Exercise goal — Which lines of the data hold the word "Head"? Copy all of them.

Excerpted data —
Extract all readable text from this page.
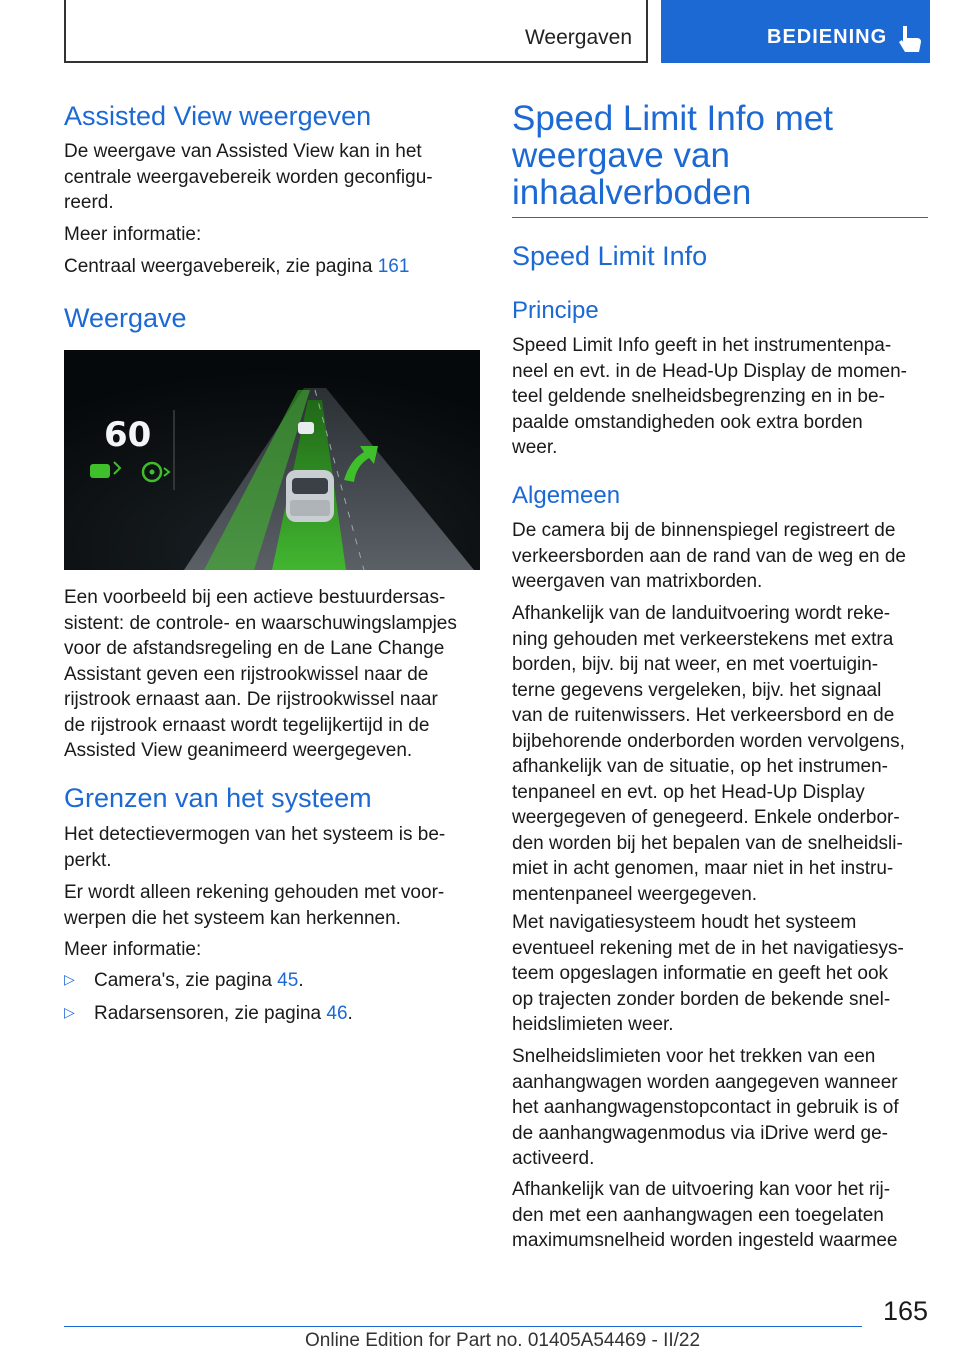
Weergaven	BEDIENING
Assisted View weergeven

De weergave van Assisted View kan in het

centrale weergavebereik worden geconfigu‐

reerd.

Meer informatie:

Centraal weergavebereik, zie pagina 161

Weergave
60

Een voorbeeld bij een actieve bestuurdersas‐

sistent: de controle- en waarschuwingslampjes

voor de afstandsregeling en de Lane Change

Assistant geven een rijstrookwissel naar de

rijstrook ernaast aan. De rijstrookwissel naar

de rijstrook ernaast wordt tegelijkertijd in de

Assisted View geanimeerd weergegeven.

Grenzen van het systeem

Het detectievermogen van het systeem is be‐

perkt.

Er wordt alleen rekening gehouden met voor‐

werpen die het systeem kan herkennen.

Meer informatie:

▷	Camera's, zie pagina 45.

▷	Radarsensoren, zie pagina 46.

Speed Limit Info met
weergave van
inhaalverboden
Speed Limit Info
Principe

Speed Limit Info geeft in het instrumentenpa‐

neel en evt. in de Head-Up Display de momen‐

teel geldende snelheidsbegrenzing en in be‐

paalde omstandigheden ook extra borden

weer.

Algemeen

De camera bij de binnenspiegel registreert de

verkeersborden aan de rand van de weg en de

weergaven van matrixborden.

Afhankelijk van de landuitvoering wordt reke‐

ning gehouden met verkeerstekens met extra

borden, bijv. bij nat weer, en met voertuigin‐

terne gegevens vergeleken, bijv. het signaal

van de ruitenwissers. Het verkeersbord en de

bijbehorende onderborden worden vervolgens,

afhankelijk van de situatie, op het instrumen‐

tenpaneel en evt. op het Head-Up Display

weergegeven of genegeerd. Enkele onderbor‐

den worden bij het bepalen van de snelheidsli‐

miet in acht genomen, maar niet in het instru‐

mentenpaneel weergegeven.

Met navigatiesysteem houdt het systeem

eventueel rekening met de in het navigatiesys‐

teem opgeslagen informatie en geeft het ook

op trajecten zonder borden de bekende snel‐

heidslimieten weer.

Snelheidslimieten voor het trekken van een

aanhangwagen worden aangegeven wanneer

het aanhangwagenstopcontact in gebruik is of

de aanhangwagenmodus via iDrive werd ge‐

activeerd.

Afhankelijk van de uitvoering kan voor het rij‐

den met een aanhangwagen een toegelaten

maximumsnelheid worden ingesteld waarmee

165
Online Edition for Part no. 01405A54469 - II/22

Answer to this exercise —
neel en evt. in de Head-Up Display de momen‐
tenpaneel en evt. op het Head-Up Display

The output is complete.